- **Prompt**
Your task is to repeat all of the data exactly while excluding the pictures.

- **Records to use**
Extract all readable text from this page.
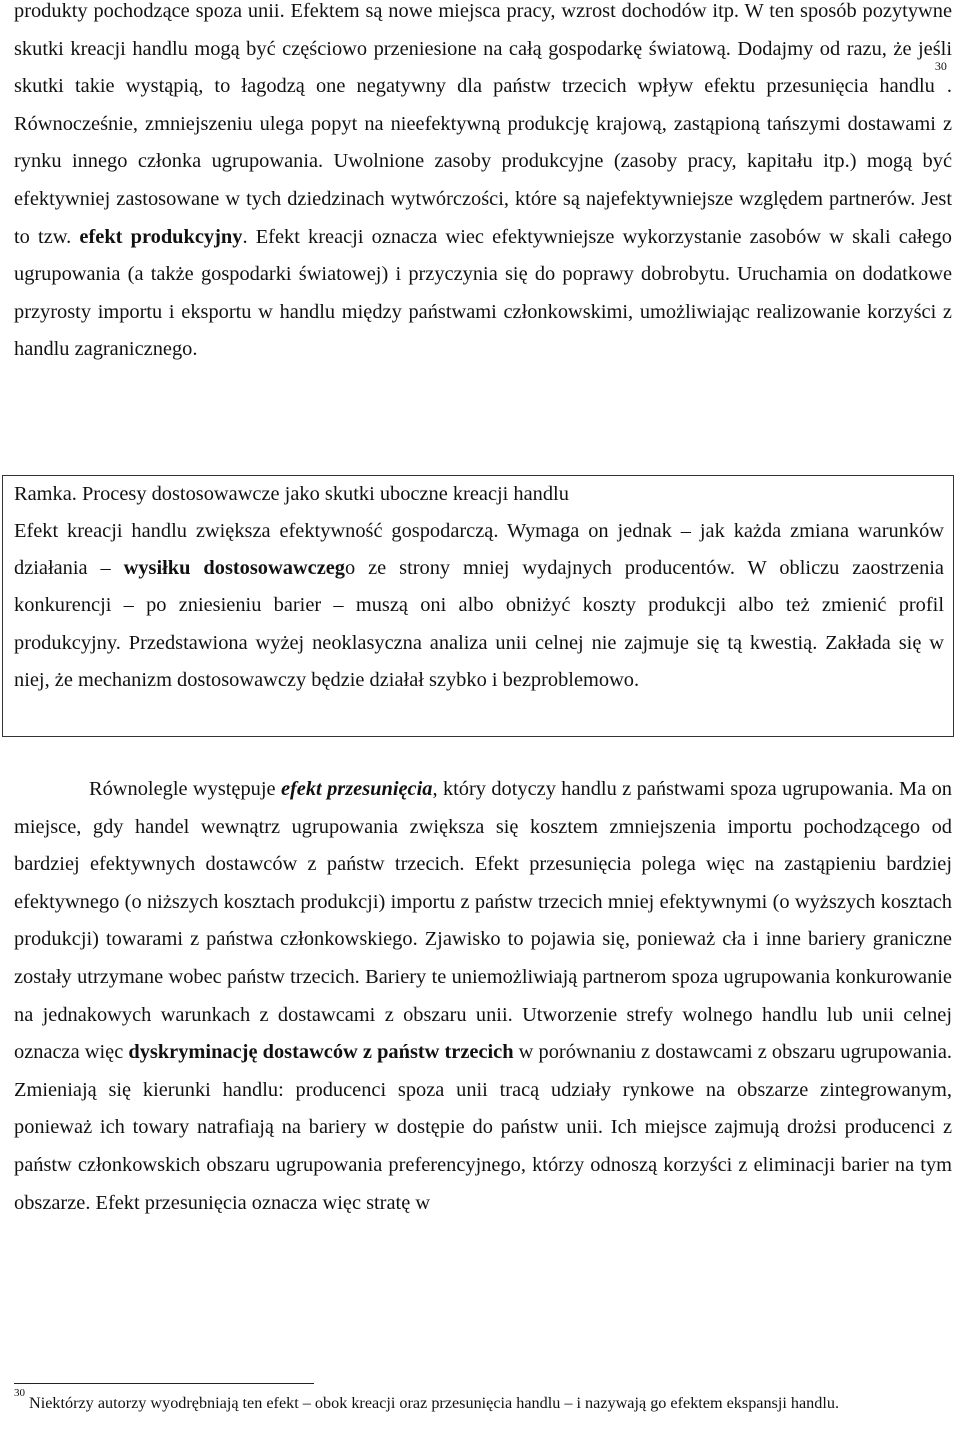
produkty pochodzące spoza unii. Efektem są nowe miejsca pracy, wzrost dochodów itp. W ten sposób pozytywne skutki kreacji handlu mogą być częściowo przeniesione na całą gospodarkę światową. Dodajmy od razu, że jeśli skutki takie wystąpią, to łagodzą one negatywny dla państw trzecich wpływ efektu przesunięcia handlu$^{30}$. Równocześnie, zmniejszeniu ulega popyt na nieefektywną produkcję krajową, zastąpioną tańszymi dostawami z rynku innego członka ugrupowania. Uwolnione zasoby produkcyjne (zasoby pracy, kapitału itp.) mogą być efektywniej zastosowane w tych dziedzinach wytwórczości, które są najefektywniejsze względem partnerów. Jest to tzw. efekt produkcyjny. Efekt kreacji oznacza wiec efektywniejsze wykorzystanie zasobów w skali całego ugrupowania (a także gospodarki światowej) i przyczynia się do poprawy dobrobytu. Uruchamia on dodatkowe przyrosty importu i eksportu w handlu między państwami członkowskimi, umożliwiając realizowanie korzyści z handlu zagranicznego.

Ramka. Procesy dostosowawcze jako skutki uboczne kreacji handlu

Efekt kreacji handlu zwiększa efektywność gospodarczą. Wymaga on jednak – jak każda zmiana warunków działania – wysiłku dostosowawczego ze strony mniej wydajnych producentów. W obliczu zaostrzenia konkurencji – po zniesieniu barier – muszą oni albo obniżyć koszty produkcji albo też zmienić profil produkcyjny. Przedstawiona wyżej neoklasyczna analiza unii celnej nie zajmuje się tą kwestią. Zakłada się w niej, że mechanizm dostosowawczy będzie działał szybko i bezproblemowo.

Równolegle występuje efekt przesunięcia, który dotyczy handlu z państwami spoza ugrupowania. Ma on miejsce, gdy handel wewnątrz ugrupowania zwiększa się kosztem zmniejszenia importu pochodzącego od bardziej efektywnych dostawców z państw trzecich. Efekt przesunięcia polega więc na zastąpieniu bardziej efektywnego (o niższych kosztach produkcji) importu z państw trzecich mniej efektywnymi (o wyższych kosztach produkcji) towarami z państwa członkowskiego. Zjawisko to pojawia się, ponieważ cła i inne bariery graniczne zostały utrzymane wobec państw trzecich. Bariery te uniemożliwiają partnerom spoza ugrupowania konkurowanie na jednakowych warunkach z dostawcami z obszaru unii. Utworzenie strefy wolnego handlu lub unii celnej oznacza więc dyskryminację dostawców z państw trzecich w porównaniu z dostawcami z obszaru ugrupowania. Zmieniają się kierunki handlu: producenci spoza unii tracą udziały rynkowe na obszarze zintegrowanym, ponieważ ich towary natrafiają na bariery w dostępie do państw unii. Ich miejsce zajmują drożsi producenci z państw członkowskich obszaru ugrupowania preferencyjnego, którzy odnoszą korzyści z eliminacji barier na tym obszarze. Efekt przesunięcia oznacza więc stratę w

$^{30}$ Niektórzy autorzy wyodrębniają ten efekt – obok kreacji oraz przesunięcia handlu – i nazywają go efektem ekspansji handlu.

- **Answer**
Extract all readable text from this page.
produkty pochodzące spoza unii. Efektem są nowe miejsca pracy, wzrost dochodów itp. W ten sposób pozytywne skutki kreacji handlu mogą być częściowo przeniesione na całą gospodarkę światową. Dodajmy od razu, że jeśli skutki takie wystąpią, to łagodzą one negatywny dla państw trzecich wpływ efektu przesunięcia handlu$^{30}$. Równocześnie, zmniejszeniu ulega popyt na nieefektywną produkcję krajową, zastąpioną tańszymi dostawami z rynku innego członka ugrupowania. Uwolnione zasoby produkcyjne (zasoby pracy, kapitału itp.) mogą być efektywniej zastosowane w tych dziedzinach wytwórczości, które są najefektywniejsze względem partnerów. Jest to tzw. efekt produkcyjny. Efekt kreacji oznacza wiec efektywniejsze wykorzystanie zasobów w skali całego ugrupowania (a także gospodarki światowej) i przyczynia się do poprawy dobrobytu. Uruchamia on dodatkowe przyrosty importu i eksportu w handlu między państwami członkowskimi, umożliwiając realizowanie korzyści z handlu zagranicznego.

Ramka. Procesy dostosowawcze jako skutki uboczne kreacji handlu

Efekt kreacji handlu zwiększa efektywność gospodarczą. Wymaga on jednak – jak każda zmiana warunków działania – wysiłku dostosowawczego ze strony mniej wydajnych producentów. W obliczu zaostrzenia konkurencji – po zniesieniu barier – muszą oni albo obniżyć koszty produkcji albo też zmienić profil produkcyjny. Przedstawiona wyżej neoklasyczna analiza unii celnej nie zajmuje się tą kwestią. Zakłada się w niej, że mechanizm dostosowawczy będzie działał szybko i bezproblemowo.

Równolegle występuje efekt przesunięcia, który dotyczy handlu z państwami spoza ugrupowania. Ma on miejsce, gdy handel wewnątrz ugrupowania zwiększa się kosztem zmniejszenia importu pochodzącego od bardziej efektywnych dostawców z państw trzecich. Efekt przesunięcia polega więc na zastąpieniu bardziej efektywnego (o niższych kosztach produkcji) importu z państw trzecich mniej efektywnymi (o wyższych kosztach produkcji) towarami z państwa członkowskiego. Zjawisko to pojawia się, ponieważ cła i inne bariery graniczne zostały utrzymane wobec państw trzecich. Bariery te uniemożliwiają partnerom spoza ugrupowania konkurowanie na jednakowych warunkach z dostawcami z obszaru unii. Utworzenie strefy wolnego handlu lub unii celnej oznacza więc dyskryminację dostawców z państw trzecich w porównaniu z dostawcami z obszaru ugrupowania. Zmieniają się kierunki handlu: producenci spoza unii tracą udziały rynkowe na obszarze zintegrowanym, ponieważ ich towary natrafiają na bariery w dostępie do państw unii. Ich miejsce zajmują drożsi producenci z państw członkowskich obszaru ugrupowania preferencyjnego, którzy odnoszą korzyści z eliminacji barier na tym obszarze. Efekt przesunięcia oznacza więc stratę w

$^{30}$ Niektórzy autorzy wyodrębniają ten efekt – obok kreacji oraz przesunięcia handlu – i nazywają go efektem ekspansji handlu.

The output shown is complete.